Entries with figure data

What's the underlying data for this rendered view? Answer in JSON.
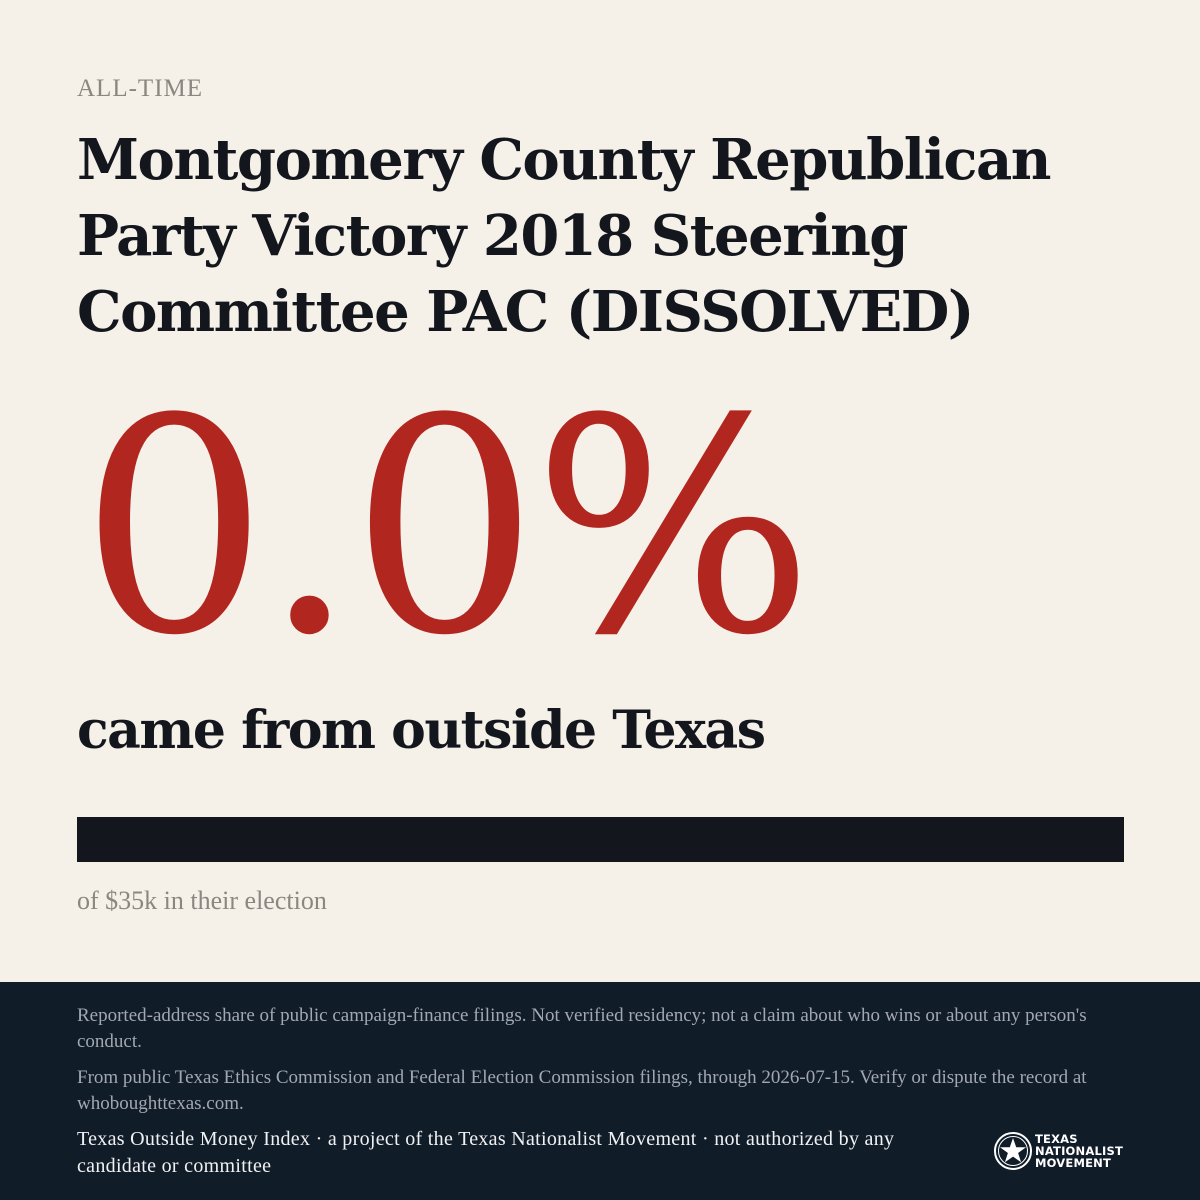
{
  "colors": {
    "background": "#f5f0e8",
    "accent_red": "#b22620",
    "ink": "#13171d",
    "muted": "#8a8780",
    "footer_bg": "#111c29"
  },
  "header": {
    "eyebrow": "ALL-TIME",
    "title": "Montgomery County Republican Party Victory 2018 Steering Committee PAC (DISSOLVED)"
  },
  "stat": {
    "percent_display": "0.0%",
    "percent_value": 0.0,
    "caption": "came from outside Texas"
  },
  "bar": {
    "fill_fraction": 0.0
  },
  "total_note": "of $35k in their election",
  "footer": {
    "disclaimer": "Reported-address share of public campaign-finance filings. Not verified residency; not a claim about who wins or about any person's conduct.",
    "source": "From public Texas Ethics Commission and Federal Election Commission filings, through 2026-07-15. Verify or dispute the record at whoboughttexas.com.",
    "attribution": "Texas Outside Money Index · a project of the Texas Nationalist Movement · not authorized by any candidate or committee"
  },
  "logo": {
    "icon": "star-seal-icon",
    "line1": "TEXAS",
    "line2": "NATIONALIST",
    "line3": "MOVEMENT"
  }
}
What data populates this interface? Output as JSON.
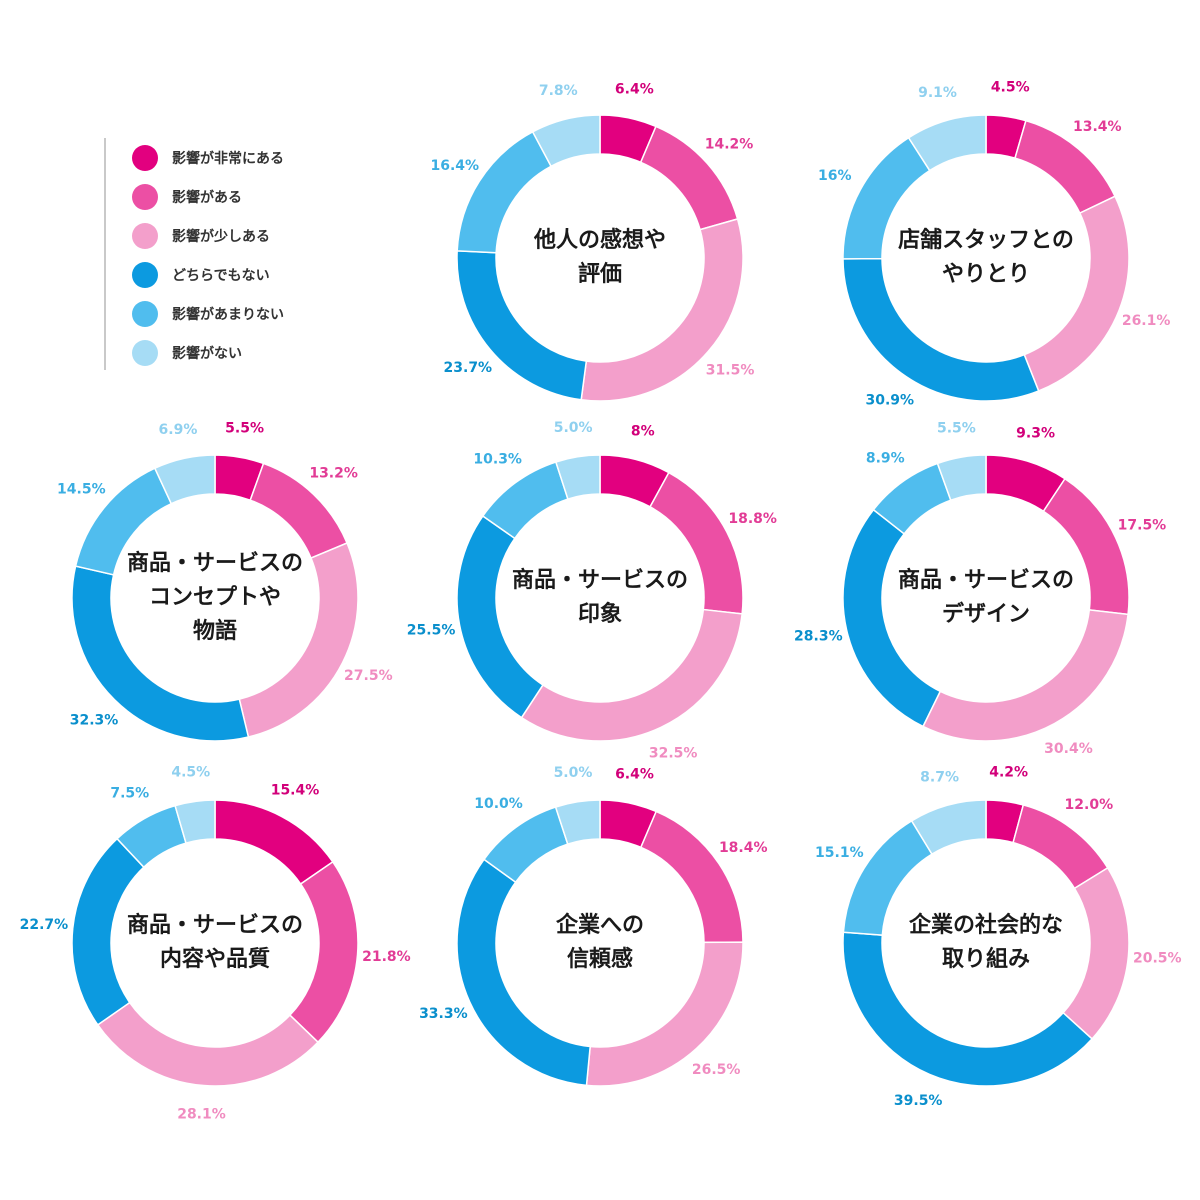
{
  "legend": {
    "items": [
      {
        "label": "影響が非常にある",
        "color": "#e2007f"
      },
      {
        "label": "影響がある",
        "color": "#ec4fa4"
      },
      {
        "label": "影響が少しある",
        "color": "#f39fcb"
      },
      {
        "label": "どちらでもない",
        "color": "#0c9ae0"
      },
      {
        "label": "影響があまりない",
        "color": "#50bdee"
      },
      {
        "label": "影響がない",
        "color": "#a6dcf5"
      }
    ]
  },
  "label_colors": [
    "#d2007a",
    "#e23c96",
    "#f08cc0",
    "#0a8fcc",
    "#3aaee2",
    "#8fd0ef"
  ],
  "chart_data": [
    {
      "type": "pie",
      "title": "他人の感想や評価",
      "categories": [
        "影響が非常にある",
        "影響がある",
        "影響が少しある",
        "どちらでもない",
        "影響があまりない",
        "影響がない"
      ],
      "values": [
        6.4,
        14.2,
        31.5,
        23.7,
        16.4,
        7.8
      ],
      "value_labels": [
        "6.4%",
        "14.2%",
        "31.5%",
        "23.7%",
        "16.4%",
        "7.8%"
      ]
    },
    {
      "type": "pie",
      "title": "店舗スタッフとのやりとり",
      "categories": [
        "影響が非常にある",
        "影響がある",
        "影響が少しある",
        "どちらでもない",
        "影響があまりない",
        "影響がない"
      ],
      "values": [
        4.5,
        13.4,
        26.1,
        30.9,
        16,
        9.1
      ],
      "value_labels": [
        "4.5%",
        "13.4%",
        "26.1%",
        "30.9%",
        "16%",
        "9.1%"
      ]
    },
    {
      "type": "pie",
      "title": "商品・サービスのコンセプトや物語",
      "categories": [
        "影響が非常にある",
        "影響がある",
        "影響が少しある",
        "どちらでもない",
        "影響があまりない",
        "影響がない"
      ],
      "values": [
        5.5,
        13.2,
        27.5,
        32.3,
        14.5,
        6.9
      ],
      "value_labels": [
        "5.5%",
        "13.2%",
        "27.5%",
        "32.3%",
        "14.5%",
        "6.9%"
      ]
    },
    {
      "type": "pie",
      "title": "商品・サービスの印象",
      "categories": [
        "影響が非常にある",
        "影響がある",
        "影響が少しある",
        "どちらでもない",
        "影響があまりない",
        "影響がない"
      ],
      "values": [
        8,
        18.8,
        32.5,
        25.5,
        10.3,
        5.0
      ],
      "value_labels": [
        "8%",
        "18.8%",
        "32.5%",
        "25.5%",
        "10.3%",
        "5.0%"
      ]
    },
    {
      "type": "pie",
      "title": "商品・サービスのデザイン",
      "categories": [
        "影響が非常にある",
        "影響がある",
        "影響が少しある",
        "どちらでもない",
        "影響があまりない",
        "影響がない"
      ],
      "values": [
        9.3,
        17.5,
        30.4,
        28.3,
        8.9,
        5.5
      ],
      "value_labels": [
        "9.3%",
        "17.5%",
        "30.4%",
        "28.3%",
        "8.9%",
        "5.5%"
      ]
    },
    {
      "type": "pie",
      "title": "商品・サービスの内容や品質",
      "categories": [
        "影響が非常にある",
        "影響がある",
        "影響が少しある",
        "どちらでもない",
        "影響があまりない",
        "影響がない"
      ],
      "values": [
        15.4,
        21.8,
        28.1,
        22.7,
        7.5,
        4.5
      ],
      "value_labels": [
        "15.4%",
        "21.8%",
        "28.1%",
        "22.7%",
        "7.5%",
        "4.5%"
      ]
    },
    {
      "type": "pie",
      "title": "企業への信頼感",
      "categories": [
        "影響が非常にある",
        "影響がある",
        "影響が少しある",
        "どちらでもない",
        "影響があまりない",
        "影響がない"
      ],
      "values": [
        6.4,
        18.4,
        26.5,
        33.3,
        10.0,
        5.0
      ],
      "value_labels": [
        "6.4%",
        "18.4%",
        "26.5%",
        "33.3%",
        "10.0%",
        "5.0%"
      ]
    },
    {
      "type": "pie",
      "title": "企業の社会的な取り組み",
      "categories": [
        "影響が非常にある",
        "影響がある",
        "影響が少しある",
        "どちらでもない",
        "影響があまりない",
        "影響がない"
      ],
      "values": [
        4.2,
        12.0,
        20.5,
        39.5,
        15.1,
        8.7
      ],
      "value_labels": [
        "4.2%",
        "12.0%",
        "20.5%",
        "39.5%",
        "15.1%",
        "8.7%"
      ]
    }
  ]
}
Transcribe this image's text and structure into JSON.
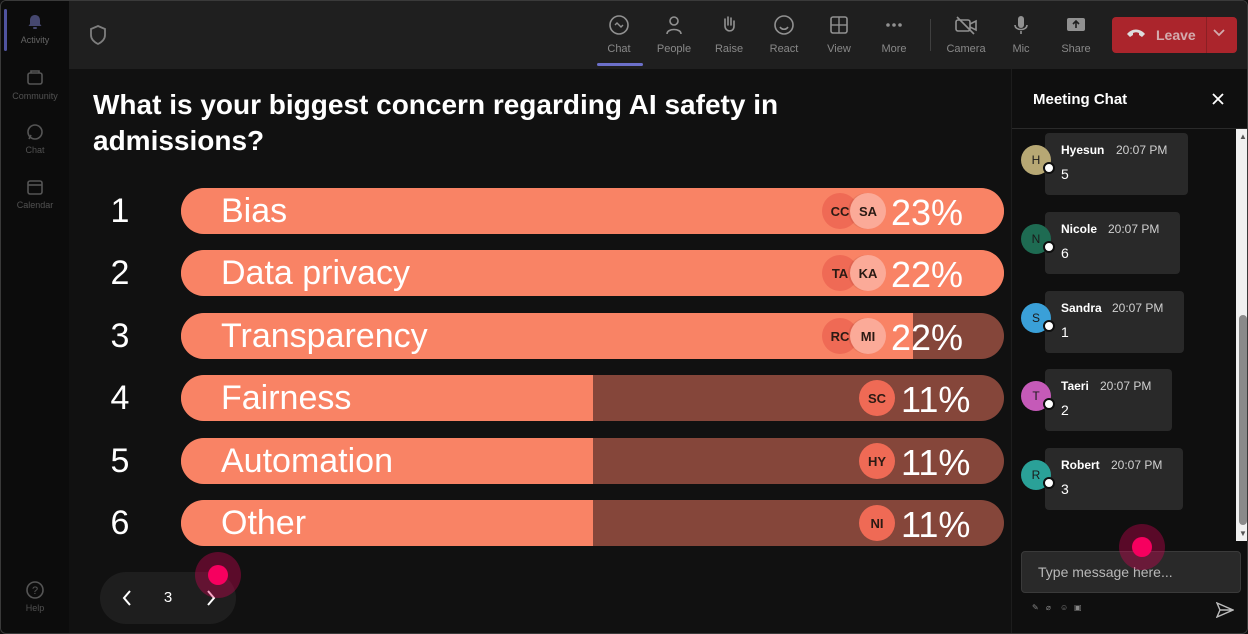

§ Written request
Check each line of the entries above, and show every one holding the word "JSON".

§ Solved problem
What's the underlying data for this rendered view? Answer in JSON.
What data populates this interface? Output as JSON.
Transcribe this image's text and structure into JSON.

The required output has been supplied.